> [What is expected]: Pull every line of the entries that has the word "SWIR".

(Dataset rows about figures)

——

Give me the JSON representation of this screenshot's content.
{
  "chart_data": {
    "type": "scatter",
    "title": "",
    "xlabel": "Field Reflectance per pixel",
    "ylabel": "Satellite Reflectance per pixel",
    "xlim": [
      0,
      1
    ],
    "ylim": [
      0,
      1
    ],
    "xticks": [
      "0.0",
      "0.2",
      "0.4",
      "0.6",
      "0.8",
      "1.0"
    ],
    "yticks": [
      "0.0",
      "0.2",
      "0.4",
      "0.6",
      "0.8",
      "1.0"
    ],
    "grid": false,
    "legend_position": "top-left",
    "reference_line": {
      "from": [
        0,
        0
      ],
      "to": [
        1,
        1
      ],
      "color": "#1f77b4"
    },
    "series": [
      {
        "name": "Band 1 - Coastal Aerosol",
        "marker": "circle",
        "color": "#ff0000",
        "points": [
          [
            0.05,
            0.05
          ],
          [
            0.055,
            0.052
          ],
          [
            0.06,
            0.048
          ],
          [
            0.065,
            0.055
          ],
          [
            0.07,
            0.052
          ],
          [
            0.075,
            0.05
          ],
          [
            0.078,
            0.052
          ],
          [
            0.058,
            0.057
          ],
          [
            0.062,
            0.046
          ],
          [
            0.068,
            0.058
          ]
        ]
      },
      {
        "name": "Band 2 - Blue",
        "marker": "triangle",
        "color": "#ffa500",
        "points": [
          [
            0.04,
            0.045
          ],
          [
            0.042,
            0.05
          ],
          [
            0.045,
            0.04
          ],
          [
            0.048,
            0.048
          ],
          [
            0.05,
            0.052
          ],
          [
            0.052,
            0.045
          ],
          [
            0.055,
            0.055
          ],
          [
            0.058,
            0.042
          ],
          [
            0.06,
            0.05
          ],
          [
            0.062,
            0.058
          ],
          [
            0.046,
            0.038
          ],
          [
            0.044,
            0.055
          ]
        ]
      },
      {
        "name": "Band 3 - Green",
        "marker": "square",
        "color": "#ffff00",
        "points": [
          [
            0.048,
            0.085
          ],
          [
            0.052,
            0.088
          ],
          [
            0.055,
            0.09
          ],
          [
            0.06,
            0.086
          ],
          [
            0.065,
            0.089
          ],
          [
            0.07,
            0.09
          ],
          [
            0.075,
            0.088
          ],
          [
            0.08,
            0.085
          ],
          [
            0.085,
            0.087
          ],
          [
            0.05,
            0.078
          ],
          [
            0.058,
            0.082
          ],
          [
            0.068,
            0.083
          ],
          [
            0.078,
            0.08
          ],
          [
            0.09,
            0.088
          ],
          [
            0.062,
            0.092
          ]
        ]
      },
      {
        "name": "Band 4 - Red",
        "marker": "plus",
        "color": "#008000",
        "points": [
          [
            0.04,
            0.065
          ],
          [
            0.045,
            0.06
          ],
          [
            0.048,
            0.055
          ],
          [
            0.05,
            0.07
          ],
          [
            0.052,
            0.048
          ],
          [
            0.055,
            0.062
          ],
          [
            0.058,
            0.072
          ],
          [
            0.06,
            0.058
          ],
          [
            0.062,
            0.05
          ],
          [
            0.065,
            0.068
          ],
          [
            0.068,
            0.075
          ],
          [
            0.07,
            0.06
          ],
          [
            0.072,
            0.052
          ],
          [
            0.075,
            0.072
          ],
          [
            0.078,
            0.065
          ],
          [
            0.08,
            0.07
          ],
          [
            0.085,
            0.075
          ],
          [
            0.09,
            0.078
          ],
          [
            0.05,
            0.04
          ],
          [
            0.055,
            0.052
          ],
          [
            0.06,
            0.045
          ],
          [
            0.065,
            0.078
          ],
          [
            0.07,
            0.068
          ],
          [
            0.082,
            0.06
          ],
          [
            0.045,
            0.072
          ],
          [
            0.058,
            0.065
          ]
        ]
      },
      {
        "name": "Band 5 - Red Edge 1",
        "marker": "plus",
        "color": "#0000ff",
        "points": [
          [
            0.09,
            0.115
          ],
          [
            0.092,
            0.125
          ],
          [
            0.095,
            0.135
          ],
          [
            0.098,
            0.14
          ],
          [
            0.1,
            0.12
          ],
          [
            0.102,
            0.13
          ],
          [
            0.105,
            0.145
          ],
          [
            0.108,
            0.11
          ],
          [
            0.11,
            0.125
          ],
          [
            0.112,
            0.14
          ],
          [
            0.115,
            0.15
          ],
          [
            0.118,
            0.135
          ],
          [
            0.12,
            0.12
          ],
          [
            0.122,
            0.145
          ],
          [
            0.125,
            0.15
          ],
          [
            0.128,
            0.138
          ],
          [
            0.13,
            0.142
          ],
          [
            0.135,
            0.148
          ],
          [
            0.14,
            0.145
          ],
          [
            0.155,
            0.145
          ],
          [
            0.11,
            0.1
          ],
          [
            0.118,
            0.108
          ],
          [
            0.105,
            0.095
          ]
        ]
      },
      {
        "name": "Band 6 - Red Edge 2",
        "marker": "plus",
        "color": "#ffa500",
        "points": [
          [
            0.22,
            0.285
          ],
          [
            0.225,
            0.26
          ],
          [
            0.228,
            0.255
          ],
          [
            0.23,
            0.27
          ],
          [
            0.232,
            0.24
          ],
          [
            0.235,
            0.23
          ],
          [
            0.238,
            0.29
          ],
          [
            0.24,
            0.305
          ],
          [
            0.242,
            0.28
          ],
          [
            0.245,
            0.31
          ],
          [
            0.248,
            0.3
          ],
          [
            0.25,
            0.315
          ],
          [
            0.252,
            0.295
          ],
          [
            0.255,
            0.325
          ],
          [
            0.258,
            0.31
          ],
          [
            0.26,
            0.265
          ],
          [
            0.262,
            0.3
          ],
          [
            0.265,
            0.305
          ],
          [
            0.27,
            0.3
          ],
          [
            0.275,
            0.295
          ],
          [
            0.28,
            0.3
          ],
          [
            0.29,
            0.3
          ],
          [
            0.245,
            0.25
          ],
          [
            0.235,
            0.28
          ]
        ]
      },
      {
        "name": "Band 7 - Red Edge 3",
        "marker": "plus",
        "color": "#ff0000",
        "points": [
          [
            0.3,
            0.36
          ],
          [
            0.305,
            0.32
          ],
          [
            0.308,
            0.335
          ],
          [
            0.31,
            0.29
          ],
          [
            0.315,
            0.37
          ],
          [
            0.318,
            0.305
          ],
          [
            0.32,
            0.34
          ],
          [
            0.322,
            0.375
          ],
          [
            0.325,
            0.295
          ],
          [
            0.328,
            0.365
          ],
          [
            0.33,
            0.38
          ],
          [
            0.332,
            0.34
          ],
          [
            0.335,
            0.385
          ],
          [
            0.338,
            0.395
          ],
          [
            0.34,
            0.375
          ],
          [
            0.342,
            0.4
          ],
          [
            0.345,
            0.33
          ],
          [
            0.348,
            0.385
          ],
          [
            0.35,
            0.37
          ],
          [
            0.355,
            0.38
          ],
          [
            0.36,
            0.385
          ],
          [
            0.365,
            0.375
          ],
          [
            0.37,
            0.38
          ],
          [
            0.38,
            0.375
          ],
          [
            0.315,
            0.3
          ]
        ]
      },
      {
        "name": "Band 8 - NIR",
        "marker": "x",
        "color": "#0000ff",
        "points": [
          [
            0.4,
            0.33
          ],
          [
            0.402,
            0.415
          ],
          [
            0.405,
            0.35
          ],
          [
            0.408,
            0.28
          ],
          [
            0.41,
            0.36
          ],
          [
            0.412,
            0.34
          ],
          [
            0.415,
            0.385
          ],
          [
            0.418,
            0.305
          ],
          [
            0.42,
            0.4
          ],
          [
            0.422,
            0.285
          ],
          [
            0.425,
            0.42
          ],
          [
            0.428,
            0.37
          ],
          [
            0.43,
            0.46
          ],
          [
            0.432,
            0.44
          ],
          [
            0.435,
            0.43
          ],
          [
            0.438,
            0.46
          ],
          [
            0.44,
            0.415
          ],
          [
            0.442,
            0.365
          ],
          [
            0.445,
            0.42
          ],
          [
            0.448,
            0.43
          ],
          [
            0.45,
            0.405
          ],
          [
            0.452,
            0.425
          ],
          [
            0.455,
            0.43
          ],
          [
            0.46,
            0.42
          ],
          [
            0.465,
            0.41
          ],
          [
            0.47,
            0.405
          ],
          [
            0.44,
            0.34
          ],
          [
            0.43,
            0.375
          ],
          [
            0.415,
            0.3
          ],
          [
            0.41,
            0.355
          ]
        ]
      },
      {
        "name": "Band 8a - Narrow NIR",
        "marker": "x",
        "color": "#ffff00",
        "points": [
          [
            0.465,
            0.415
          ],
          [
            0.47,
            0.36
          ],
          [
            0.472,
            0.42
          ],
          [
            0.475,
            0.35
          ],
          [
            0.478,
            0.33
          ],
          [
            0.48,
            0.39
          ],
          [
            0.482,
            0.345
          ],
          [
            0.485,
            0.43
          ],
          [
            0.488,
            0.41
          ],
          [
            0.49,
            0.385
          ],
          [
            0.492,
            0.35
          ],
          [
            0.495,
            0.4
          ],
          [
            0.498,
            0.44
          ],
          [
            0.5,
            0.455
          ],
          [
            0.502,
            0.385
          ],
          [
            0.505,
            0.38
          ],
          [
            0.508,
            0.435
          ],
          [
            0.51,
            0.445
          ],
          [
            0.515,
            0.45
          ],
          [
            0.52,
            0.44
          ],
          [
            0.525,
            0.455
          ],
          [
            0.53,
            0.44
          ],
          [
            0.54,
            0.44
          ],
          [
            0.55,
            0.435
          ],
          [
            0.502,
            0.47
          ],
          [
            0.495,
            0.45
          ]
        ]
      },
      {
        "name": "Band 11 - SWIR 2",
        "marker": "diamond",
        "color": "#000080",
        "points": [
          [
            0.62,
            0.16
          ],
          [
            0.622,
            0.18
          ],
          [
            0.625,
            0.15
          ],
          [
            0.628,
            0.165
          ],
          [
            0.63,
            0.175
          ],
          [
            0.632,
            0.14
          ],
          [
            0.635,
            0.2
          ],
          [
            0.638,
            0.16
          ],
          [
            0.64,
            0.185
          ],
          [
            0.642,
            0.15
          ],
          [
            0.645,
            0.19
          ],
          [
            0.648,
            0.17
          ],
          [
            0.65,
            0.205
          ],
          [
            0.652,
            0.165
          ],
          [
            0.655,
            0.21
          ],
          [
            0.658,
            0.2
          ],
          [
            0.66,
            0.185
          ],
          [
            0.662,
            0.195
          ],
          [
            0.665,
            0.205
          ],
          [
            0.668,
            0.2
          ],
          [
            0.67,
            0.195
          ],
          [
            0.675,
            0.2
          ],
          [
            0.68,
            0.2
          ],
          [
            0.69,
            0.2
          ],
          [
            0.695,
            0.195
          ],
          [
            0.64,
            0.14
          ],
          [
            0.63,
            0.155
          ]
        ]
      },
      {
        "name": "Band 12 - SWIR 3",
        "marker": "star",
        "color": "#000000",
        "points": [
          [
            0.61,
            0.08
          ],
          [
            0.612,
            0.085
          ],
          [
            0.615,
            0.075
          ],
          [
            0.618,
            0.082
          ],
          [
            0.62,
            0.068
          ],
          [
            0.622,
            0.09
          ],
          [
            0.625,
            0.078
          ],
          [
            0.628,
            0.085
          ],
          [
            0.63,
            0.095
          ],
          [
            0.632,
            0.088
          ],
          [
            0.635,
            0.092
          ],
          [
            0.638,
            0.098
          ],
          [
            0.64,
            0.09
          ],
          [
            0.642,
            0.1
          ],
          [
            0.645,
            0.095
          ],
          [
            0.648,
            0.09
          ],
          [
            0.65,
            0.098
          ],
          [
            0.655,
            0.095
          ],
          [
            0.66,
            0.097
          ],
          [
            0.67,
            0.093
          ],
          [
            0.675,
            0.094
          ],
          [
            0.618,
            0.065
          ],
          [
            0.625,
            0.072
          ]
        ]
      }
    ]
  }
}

——

> [Problem solution]:
        "name": "Band 11 - SWIR 2",
        "name": "Band 12 - SWIR 3",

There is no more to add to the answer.